_WORK TO COMPLETE_
Word for word, retype every entry in the listing.

>> Start THE DATA

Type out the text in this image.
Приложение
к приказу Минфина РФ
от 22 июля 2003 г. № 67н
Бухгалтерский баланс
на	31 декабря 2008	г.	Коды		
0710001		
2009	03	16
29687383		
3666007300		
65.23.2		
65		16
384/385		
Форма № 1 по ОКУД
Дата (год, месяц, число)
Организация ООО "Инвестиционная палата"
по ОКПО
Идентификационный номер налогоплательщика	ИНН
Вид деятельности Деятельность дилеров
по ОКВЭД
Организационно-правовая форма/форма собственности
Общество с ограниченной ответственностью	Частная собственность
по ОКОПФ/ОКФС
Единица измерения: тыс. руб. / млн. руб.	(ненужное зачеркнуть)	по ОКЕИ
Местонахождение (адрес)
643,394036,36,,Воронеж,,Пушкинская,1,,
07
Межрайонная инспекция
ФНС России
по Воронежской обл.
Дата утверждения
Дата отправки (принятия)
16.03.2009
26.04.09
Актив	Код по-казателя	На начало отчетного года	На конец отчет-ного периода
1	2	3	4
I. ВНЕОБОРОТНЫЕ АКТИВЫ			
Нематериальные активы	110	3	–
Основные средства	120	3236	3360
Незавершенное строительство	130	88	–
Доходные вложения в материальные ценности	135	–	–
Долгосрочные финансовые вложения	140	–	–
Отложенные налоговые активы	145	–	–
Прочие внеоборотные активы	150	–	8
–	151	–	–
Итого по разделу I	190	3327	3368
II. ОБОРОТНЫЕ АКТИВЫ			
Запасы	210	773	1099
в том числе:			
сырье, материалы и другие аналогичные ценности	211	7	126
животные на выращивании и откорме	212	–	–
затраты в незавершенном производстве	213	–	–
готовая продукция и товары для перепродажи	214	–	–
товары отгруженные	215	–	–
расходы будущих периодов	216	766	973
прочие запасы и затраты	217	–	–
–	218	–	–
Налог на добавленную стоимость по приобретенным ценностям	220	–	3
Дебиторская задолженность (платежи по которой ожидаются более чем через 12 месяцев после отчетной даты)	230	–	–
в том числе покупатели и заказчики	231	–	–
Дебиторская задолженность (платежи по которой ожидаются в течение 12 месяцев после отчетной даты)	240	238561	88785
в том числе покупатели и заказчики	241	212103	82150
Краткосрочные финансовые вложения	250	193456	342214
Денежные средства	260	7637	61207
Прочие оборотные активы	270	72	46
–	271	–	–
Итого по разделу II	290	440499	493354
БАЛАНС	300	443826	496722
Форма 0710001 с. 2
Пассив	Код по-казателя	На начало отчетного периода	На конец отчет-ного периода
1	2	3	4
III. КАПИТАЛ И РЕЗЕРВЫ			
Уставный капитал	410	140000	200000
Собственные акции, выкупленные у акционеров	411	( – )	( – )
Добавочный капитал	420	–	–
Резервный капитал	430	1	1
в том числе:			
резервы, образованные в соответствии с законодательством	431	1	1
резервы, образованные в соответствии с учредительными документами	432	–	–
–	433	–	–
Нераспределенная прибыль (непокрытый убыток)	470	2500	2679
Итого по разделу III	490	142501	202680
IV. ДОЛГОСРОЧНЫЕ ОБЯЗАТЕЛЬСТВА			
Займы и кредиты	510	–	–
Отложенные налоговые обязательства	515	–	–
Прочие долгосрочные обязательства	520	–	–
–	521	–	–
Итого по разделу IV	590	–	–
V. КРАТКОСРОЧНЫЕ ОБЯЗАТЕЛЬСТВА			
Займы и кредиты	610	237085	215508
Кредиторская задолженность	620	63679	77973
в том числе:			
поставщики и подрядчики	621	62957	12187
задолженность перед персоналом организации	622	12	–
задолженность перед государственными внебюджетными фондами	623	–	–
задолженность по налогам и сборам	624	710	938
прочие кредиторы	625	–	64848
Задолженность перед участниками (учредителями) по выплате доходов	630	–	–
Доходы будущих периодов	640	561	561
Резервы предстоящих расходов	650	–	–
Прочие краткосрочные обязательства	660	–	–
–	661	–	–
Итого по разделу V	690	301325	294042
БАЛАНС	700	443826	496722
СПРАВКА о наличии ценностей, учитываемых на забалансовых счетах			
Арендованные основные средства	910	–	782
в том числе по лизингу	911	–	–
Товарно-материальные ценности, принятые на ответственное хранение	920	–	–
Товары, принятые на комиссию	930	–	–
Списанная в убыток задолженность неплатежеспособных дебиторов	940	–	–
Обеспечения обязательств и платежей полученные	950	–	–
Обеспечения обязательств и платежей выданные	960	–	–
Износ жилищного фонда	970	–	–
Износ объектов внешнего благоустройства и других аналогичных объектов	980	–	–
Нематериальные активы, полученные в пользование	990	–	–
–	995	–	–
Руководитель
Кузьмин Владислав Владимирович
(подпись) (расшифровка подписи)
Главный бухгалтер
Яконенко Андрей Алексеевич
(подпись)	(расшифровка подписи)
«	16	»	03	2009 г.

>> End THE DATA

_EXERCISE OUTPUT_
Type out the text in this image.
Приложение
к приказу Минфина РФ
от 22 июля 2003 г. № 67н
Бухгалтерский баланс
на	31 декабря 2008	г.	Коды		
0710001		
2009	03	16
29687383		
3666007300		
65.23.2		
65		16
384/385		
Форма № 1 по ОКУД
Дата (год, месяц, число)
Организация ООО "Инвестиционная палата"
по ОКПО
Идентификационный номер налогоплательщика	ИНН
Вид деятельности Деятельность дилеров
по ОКВЭД
Организационно-правовая форма/форма собственности
Общество с ограниченной ответственностью	Частная собственность
по ОКОПФ/ОКФС
Единица измерения: тыс. руб. / млн. руб.	(ненужное зачеркнуть)	по ОКЕИ
Местонахождение (адрес)
643,394036,36,,Воронеж,,Пушкинская,1,,
07
Межрайонная инспекция
ФНС России
по Воронежской обл.
Дата утверждения
Дата отправки (принятия)
16.03.2009
26.04.09
Актив	Код по-казателя	На начало отчетного года	На конец отчет-ного периода
1	2	3	4
I. ВНЕОБОРОТНЫЕ АКТИВЫ			
Нематериальные активы	110	3	–
Основные средства	120	3236	3360
Незавершенное строительство	130	88	–
Доходные вложения в материальные ценности	135	–	–
Долгосрочные финансовые вложения	140	–	–
Отложенные налоговые активы	145	–	–
Прочие внеоборотные активы	150	–	8
–	151	–	–
Итого по разделу I	190	3327	3368
II. ОБОРОТНЫЕ АКТИВЫ			
Запасы	210	773	1099
в том числе:			
сырье, материалы и другие аналогичные ценности	211	7	126
животные на выращивании и откорме	212	–	–
затраты в незавершенном производстве	213	–	–
готовая продукция и товары для перепродажи	214	–	–
товары отгруженные	215	–	–
расходы будущих периодов	216	766	973
прочие запасы и затраты	217	–	–
–	218	–	–
Налог на добавленную стоимость по приобретенным ценностям	220	–	3
Дебиторская задолженность (платежи по которой ожидаются более чем через 12 месяцев после отчетной даты)	230	–	–
в том числе покупатели и заказчики	231	–	–
Дебиторская задолженность (платежи по которой ожидаются в течение 12 месяцев после отчетной даты)	240	238561	88785
в том числе покупатели и заказчики	241	212103	82150
Краткосрочные финансовые вложения	250	193456	342214
Денежные средства	260	7637	61207
Прочие оборотные активы	270	72	46
–	271	–	–
Итого по разделу II	290	440499	493354
БАЛАНС	300	443826	496722
Форма 0710001 с. 2
Пассив	Код по-казателя	На начало отчетного периода	На конец отчет-ного периода
1	2	3	4
III. КАПИТАЛ И РЕЗЕРВЫ			
Уставный капитал	410	140000	200000
Собственные акции, выкупленные у акционеров	411	( – )	( – )
Добавочный капитал	420	–	–
Резервный капитал	430	1	1
в том числе:			
резервы, образованные в соответствии с законодательством	431	1	1
резервы, образованные в соответствии с учредительными документами	432	–	–
–	433	–	–
Нераспределенная прибыль (непокрытый убыток)	470	2500	2679
Итого по разделу III	490	142501	202680
IV. ДОЛГОСРОЧНЫЕ ОБЯЗАТЕЛЬСТВА			
Займы и кредиты	510	–	–
Отложенные налоговые обязательства	515	–	–
Прочие долгосрочные обязательства	520	–	–
–	521	–	–
Итого по разделу IV	590	–	–
V. КРАТКОСРОЧНЫЕ ОБЯЗАТЕЛЬСТВА			
Займы и кредиты	610	237085	215508
Кредиторская задолженность	620	63679	77973
в том числе:			
поставщики и подрядчики	621	62957	12187
задолженность перед персоналом организации	622	12	–
задолженность перед государственными внебюджетными фондами	623	–	–
задолженность по налогам и сборам	624	710	938
прочие кредиторы	625	–	64848
Задолженность перед участниками (учредителями) по выплате доходов	630	–	–
Доходы будущих периодов	640	561	561
Резервы предстоящих расходов	650	–	–
Прочие краткосрочные обязательства	660	–	–
–	661	–	–
Итого по разделу V	690	301325	294042
БАЛАНС	700	443826	496722
СПРАВКА о наличии ценностей, учитываемых на забалансовых счетах			
Арендованные основные средства	910	–	782
в том числе по лизингу	911	–	–
Товарно-материальные ценности, принятые на ответственное хранение	920	–	–
Товары, принятые на комиссию	930	–	–
Списанная в убыток задолженность неплатежеспособных дебиторов	940	–	–
Обеспечения обязательств и платежей полученные	950	–	–
Обеспечения обязательств и платежей выданные	960	–	–
Износ жилищного фонда	970	–	–
Износ объектов внешнего благоустройства и других аналогичных объектов	980	–	–
Нематериальные активы, полученные в пользование	990	–	–
–	995	–	–
Руководитель
Кузьмин Владислав Владимирович
(подпись) (расшифровка подписи)
Главный бухгалтер
Яконенко Андрей Алексеевич
(подпись)	(расшифровка подписи)
«	16	»	03	2009 г.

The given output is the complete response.